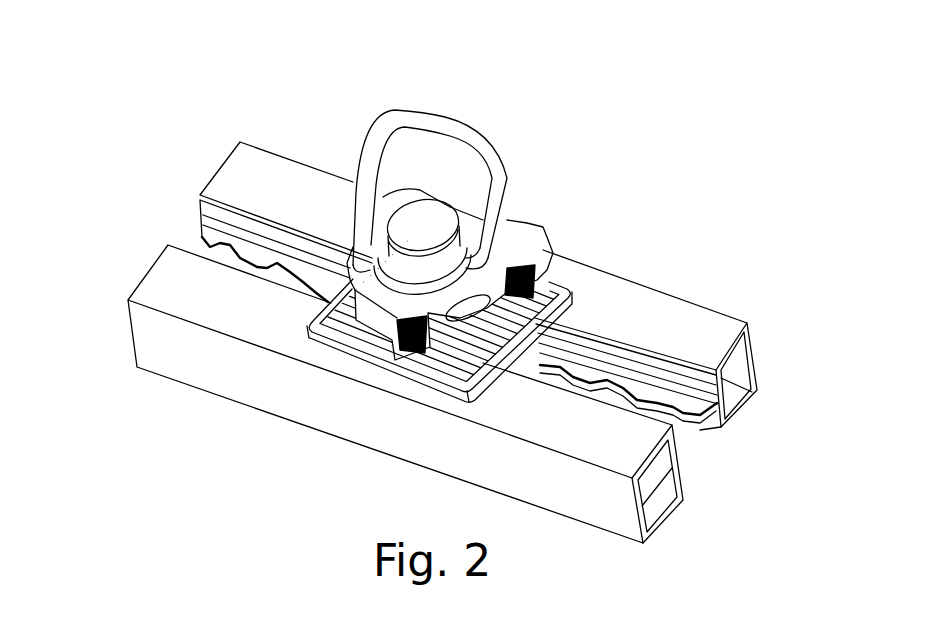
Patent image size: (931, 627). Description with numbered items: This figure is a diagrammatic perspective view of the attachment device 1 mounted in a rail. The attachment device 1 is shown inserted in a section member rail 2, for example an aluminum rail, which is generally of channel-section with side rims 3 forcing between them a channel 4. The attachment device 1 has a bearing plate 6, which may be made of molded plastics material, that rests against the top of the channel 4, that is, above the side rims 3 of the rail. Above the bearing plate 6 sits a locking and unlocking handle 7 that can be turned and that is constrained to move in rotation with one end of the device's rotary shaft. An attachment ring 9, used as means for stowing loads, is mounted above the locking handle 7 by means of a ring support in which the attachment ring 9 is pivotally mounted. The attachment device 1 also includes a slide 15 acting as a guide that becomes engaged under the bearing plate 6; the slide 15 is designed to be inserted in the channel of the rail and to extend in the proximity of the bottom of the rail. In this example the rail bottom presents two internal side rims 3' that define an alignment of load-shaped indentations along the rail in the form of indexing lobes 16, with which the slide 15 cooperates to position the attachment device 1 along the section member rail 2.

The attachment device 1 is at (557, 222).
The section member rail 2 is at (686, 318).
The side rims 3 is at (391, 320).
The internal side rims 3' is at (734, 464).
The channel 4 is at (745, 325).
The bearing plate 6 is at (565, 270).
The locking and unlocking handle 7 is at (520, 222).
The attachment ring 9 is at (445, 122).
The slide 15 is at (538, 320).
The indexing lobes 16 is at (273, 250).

+ + + +

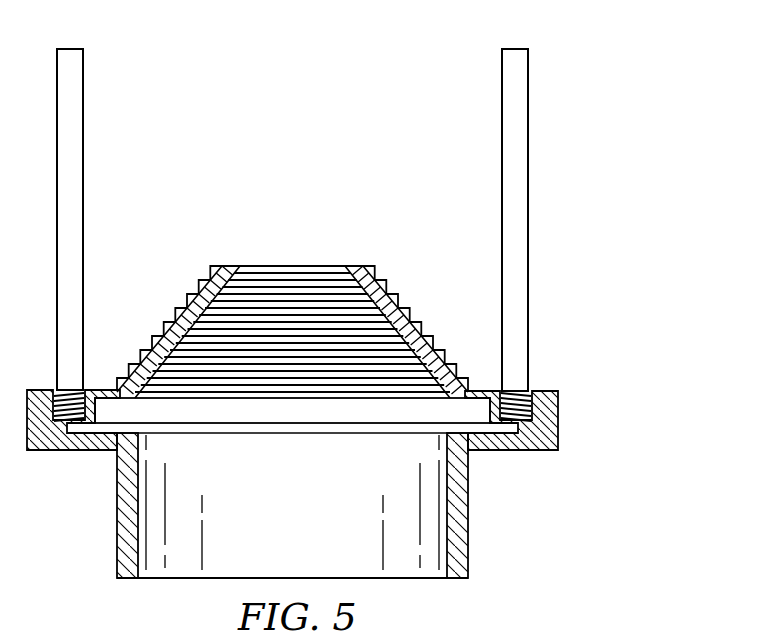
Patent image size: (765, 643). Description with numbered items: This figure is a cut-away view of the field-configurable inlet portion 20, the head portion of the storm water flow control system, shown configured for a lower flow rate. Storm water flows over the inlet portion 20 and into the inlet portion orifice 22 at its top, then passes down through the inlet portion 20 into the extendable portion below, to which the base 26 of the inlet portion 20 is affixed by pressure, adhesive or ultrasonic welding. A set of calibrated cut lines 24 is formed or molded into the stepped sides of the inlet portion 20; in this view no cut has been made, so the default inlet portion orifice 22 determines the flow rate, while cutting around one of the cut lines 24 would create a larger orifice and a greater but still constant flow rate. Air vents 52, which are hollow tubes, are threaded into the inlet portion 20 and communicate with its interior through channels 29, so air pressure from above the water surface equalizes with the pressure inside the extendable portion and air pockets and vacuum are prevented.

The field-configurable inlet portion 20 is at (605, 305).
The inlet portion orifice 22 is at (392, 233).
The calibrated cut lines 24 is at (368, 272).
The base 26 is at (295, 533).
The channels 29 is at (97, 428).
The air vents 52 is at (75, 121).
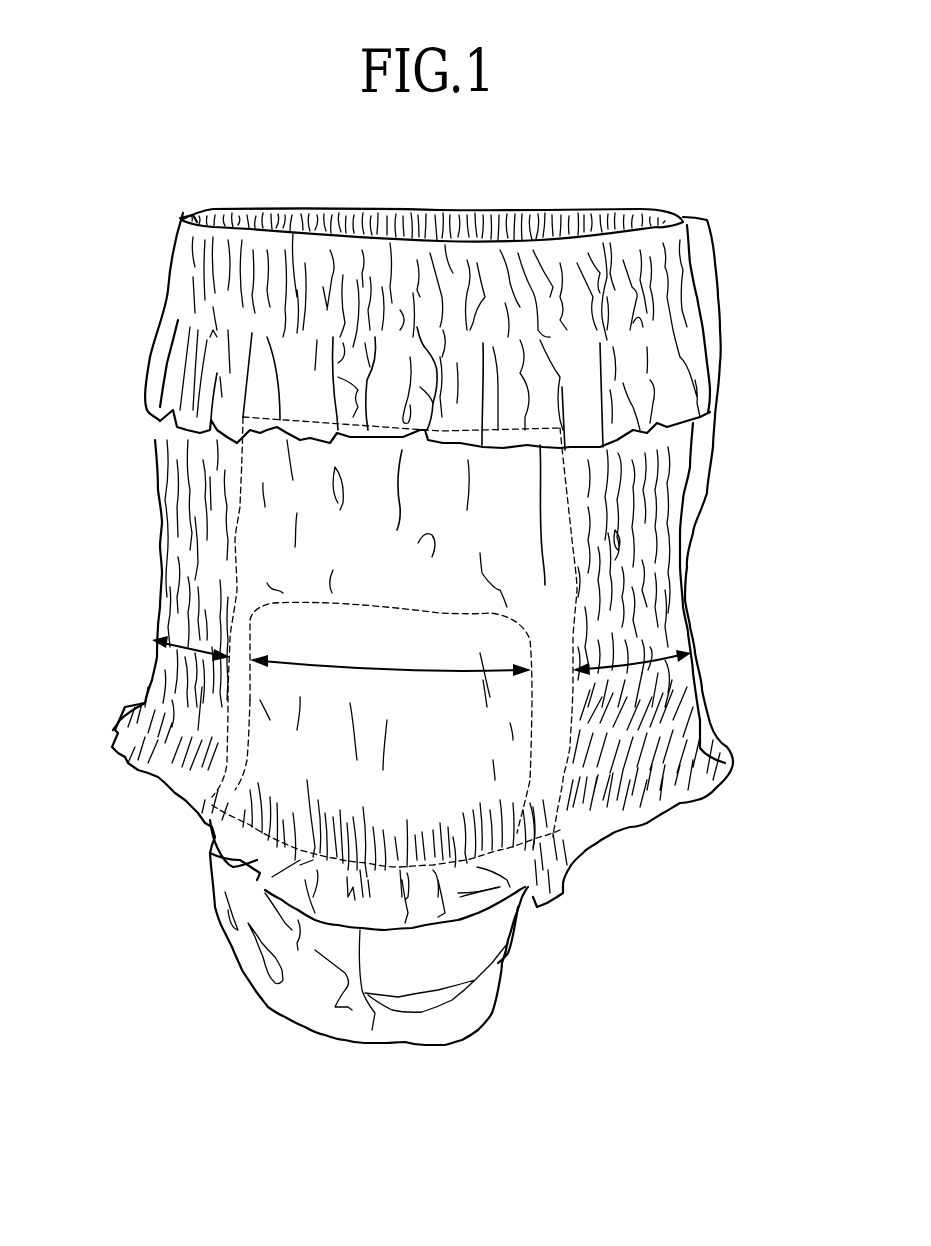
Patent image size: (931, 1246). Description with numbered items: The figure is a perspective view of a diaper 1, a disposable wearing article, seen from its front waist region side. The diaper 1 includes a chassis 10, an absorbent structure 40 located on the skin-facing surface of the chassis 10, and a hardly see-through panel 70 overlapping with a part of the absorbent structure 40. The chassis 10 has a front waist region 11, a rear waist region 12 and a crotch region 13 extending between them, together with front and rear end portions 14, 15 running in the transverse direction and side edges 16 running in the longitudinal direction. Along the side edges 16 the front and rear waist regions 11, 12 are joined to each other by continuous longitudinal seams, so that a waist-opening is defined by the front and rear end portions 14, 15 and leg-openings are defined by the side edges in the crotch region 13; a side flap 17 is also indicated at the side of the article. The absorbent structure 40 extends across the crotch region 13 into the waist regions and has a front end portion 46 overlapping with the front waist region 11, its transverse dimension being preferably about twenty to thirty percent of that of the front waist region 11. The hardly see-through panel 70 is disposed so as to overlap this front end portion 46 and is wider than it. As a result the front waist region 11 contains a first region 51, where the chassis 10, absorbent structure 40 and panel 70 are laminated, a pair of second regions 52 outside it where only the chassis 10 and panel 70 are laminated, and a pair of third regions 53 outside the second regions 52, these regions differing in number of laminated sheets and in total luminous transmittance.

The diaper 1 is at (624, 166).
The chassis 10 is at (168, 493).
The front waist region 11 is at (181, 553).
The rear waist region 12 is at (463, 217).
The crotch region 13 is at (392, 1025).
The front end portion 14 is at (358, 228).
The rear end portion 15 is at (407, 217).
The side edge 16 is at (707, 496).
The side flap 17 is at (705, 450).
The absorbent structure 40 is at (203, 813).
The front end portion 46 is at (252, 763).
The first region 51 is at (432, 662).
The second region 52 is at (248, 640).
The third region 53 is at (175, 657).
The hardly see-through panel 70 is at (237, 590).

+ + + +

• _WRITTEN PROBLEM_: Format the lines above as a JSON list of strings, one string per line and no blank lines, starting at the line containing "Patent image size: (931, 627)." and ending at the line containing "The indexing lobes 16 is at (273, 250).", both included.

• _WRITTEN SOLUTION_:
[
  "Patent image size: (931, 627). Description with numbered items: This figure is a diagrammatic perspective view of the attachment device 1 mounted in a rail. The attachment device 1 is shown inserted in a section member rail 2, for example an aluminum rail, which is generally of channel-section with side rims 3 forcing between them a channel 4. The attachment device 1 has a bearing plate 6, which may be made of molded plastics material, that rests against the top of the channel 4, that is, above the side rims 3 of the rail. Above the bearing plate 6 sits a locking and unlocking handle 7 that can be turned and that is constrained to move in rotation with one end of the device's rotary shaft. An attachment ring 9, used as means for stowing loads, is mounted above the locking handle 7 by means of a ring support in which the attachment ring 9 is pivotally mounted. The attachment device 1 also includes a slide 15 acting as a guide that becomes engaged under the bearing plate 6; the slide 15 is designed to be inserted in the channel of the rail and to extend in the proximity of the bottom of the rail. In this example the rail bottom presents two internal side rims 3' that define an alignment of load-shaped indentations along the rail in the form of indexing lobes 16, with which the slide 15 cooperates to position the attachment device 1 along the section member rail 2.",
  "The attachment device 1 is at (557, 222).",
  "The section member rail 2 is at (686, 318).",
  "The side rims 3 is at (391, 320).",
  "The internal side rims 3' is at (734, 464).",
  "The channel 4 is at (745, 325).",
  "The bearing plate 6 is at (565, 270).",
  "The locking and unlocking handle 7 is at (520, 222).",
  "The attachment ring 9 is at (445, 122).",
  "The slide 15 is at (538, 320).",
  "The indexing lobes 16 is at (273, 250)."
]